PROBLEM REQUIREMENTS: Any image in the records is to be dropped, and everything else duplicated precisely.

DATA TO PROCESS:
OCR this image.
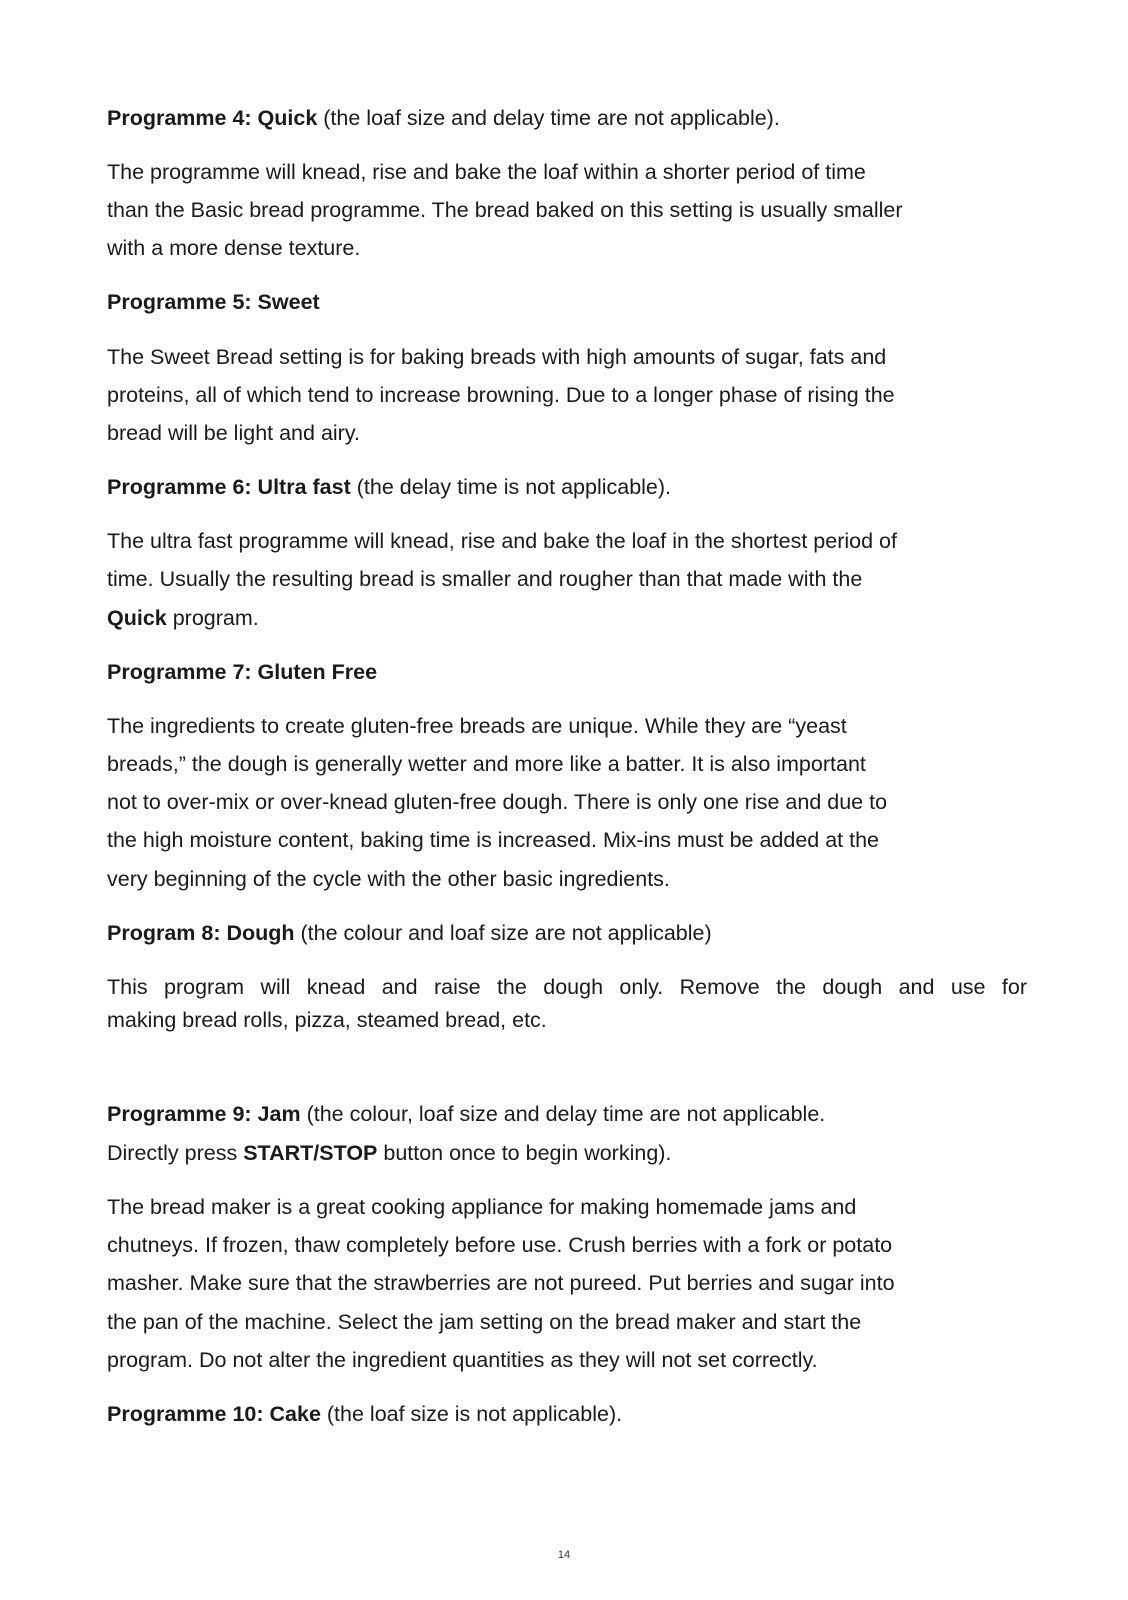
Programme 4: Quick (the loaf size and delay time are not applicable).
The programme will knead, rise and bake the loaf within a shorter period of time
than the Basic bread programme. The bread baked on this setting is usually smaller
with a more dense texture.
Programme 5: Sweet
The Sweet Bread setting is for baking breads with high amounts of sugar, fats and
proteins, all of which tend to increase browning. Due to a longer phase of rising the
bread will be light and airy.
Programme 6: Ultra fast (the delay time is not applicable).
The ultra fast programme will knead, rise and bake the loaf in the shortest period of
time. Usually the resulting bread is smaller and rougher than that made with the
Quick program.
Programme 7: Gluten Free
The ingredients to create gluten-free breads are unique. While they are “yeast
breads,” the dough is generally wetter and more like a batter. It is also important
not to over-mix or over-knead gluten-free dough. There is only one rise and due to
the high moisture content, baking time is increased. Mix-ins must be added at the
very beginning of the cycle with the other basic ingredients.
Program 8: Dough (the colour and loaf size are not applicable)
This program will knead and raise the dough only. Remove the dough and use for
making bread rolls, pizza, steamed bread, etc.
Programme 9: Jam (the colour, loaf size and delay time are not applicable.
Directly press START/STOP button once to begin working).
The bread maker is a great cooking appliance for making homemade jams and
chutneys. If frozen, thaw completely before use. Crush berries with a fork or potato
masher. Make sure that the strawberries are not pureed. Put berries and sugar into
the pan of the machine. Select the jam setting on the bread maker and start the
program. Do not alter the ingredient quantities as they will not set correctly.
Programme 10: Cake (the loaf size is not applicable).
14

REPLY TO THE TASK:
OCR this image.
Programme 4: Quick (the loaf size and delay time are not applicable).
The programme will knead, rise and bake the loaf within a shorter period of time
than the Basic bread programme. The bread baked on this setting is usually smaller
with a more dense texture.
Programme 5: Sweet
The Sweet Bread setting is for baking breads with high amounts of sugar, fats and
proteins, all of which tend to increase browning. Due to a longer phase of rising the
bread will be light and airy.
Programme 6: Ultra fast (the delay time is not applicable).
The ultra fast programme will knead, rise and bake the loaf in the shortest period of
time. Usually the resulting bread is smaller and rougher than that made with the
Quick program.
Programme 7: Gluten Free
The ingredients to create gluten-free breads are unique. While they are “yeast
breads,” the dough is generally wetter and more like a batter. It is also important
not to over-mix or over-knead gluten-free dough. There is only one rise and due to
the high moisture content, baking time is increased. Mix-ins must be added at the
very beginning of the cycle with the other basic ingredients.
Program 8: Dough (the colour and loaf size are not applicable)
This program will knead and raise the dough only. Remove the dough and use for
making bread rolls, pizza, steamed bread, etc.
Programme 9: Jam (the colour, loaf size and delay time are not applicable.
Directly press START/STOP button once to begin working).
The bread maker is a great cooking appliance for making homemade jams and
chutneys. If frozen, thaw completely before use. Crush berries with a fork or potato
masher. Make sure that the strawberries are not pureed. Put berries and sugar into
the pan of the machine. Select the jam setting on the bread maker and start the
program. Do not alter the ingredient quantities as they will not set correctly.
Programme 10: Cake (the loaf size is not applicable).
14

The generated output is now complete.